— What is needed —
Go through the listing and return every line with "average" in it.

— Data provided —
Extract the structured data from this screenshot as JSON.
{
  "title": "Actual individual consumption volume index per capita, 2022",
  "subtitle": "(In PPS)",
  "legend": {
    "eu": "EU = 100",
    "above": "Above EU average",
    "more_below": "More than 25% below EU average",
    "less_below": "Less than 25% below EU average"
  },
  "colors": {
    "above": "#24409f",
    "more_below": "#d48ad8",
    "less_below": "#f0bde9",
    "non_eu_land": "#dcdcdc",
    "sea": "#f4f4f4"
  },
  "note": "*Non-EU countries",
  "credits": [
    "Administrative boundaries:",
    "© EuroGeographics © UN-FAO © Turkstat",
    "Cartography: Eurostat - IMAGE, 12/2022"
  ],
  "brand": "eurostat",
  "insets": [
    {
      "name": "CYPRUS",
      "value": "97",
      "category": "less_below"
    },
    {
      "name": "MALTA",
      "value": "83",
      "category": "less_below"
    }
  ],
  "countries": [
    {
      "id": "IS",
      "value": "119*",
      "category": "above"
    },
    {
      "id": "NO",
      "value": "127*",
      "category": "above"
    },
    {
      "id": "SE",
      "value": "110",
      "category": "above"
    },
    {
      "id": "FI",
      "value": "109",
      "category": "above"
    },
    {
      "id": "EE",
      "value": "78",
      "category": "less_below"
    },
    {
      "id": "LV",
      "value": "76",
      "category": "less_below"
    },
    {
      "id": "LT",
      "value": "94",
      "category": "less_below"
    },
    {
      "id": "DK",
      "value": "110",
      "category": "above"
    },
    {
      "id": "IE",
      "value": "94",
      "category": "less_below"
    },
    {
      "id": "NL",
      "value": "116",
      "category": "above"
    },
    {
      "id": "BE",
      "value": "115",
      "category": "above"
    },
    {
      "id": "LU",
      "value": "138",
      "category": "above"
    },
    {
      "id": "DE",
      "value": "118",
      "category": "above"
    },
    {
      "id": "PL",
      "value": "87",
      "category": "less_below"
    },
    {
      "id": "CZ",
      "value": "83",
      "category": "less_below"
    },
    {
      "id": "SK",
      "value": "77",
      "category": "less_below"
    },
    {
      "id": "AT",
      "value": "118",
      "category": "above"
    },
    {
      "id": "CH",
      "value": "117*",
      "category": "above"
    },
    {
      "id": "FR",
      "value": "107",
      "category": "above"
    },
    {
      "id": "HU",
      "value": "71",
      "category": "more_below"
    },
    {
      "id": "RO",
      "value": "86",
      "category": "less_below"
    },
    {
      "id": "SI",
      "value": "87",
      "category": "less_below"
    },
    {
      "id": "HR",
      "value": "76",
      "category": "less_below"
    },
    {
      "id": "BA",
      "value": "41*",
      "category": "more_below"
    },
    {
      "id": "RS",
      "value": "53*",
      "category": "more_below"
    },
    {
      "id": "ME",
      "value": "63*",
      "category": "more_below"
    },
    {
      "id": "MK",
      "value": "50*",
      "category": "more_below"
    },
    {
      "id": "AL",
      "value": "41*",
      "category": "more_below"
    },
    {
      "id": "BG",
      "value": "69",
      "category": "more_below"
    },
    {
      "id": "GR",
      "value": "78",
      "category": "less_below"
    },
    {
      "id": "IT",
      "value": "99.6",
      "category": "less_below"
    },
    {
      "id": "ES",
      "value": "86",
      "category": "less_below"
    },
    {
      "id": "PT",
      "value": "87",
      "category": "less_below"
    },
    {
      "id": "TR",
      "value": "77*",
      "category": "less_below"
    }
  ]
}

— The output —
    "above": "Above EU average",
    "more_below": "More than 25% below EU average",
    "less_below": "Less than 25% below EU average"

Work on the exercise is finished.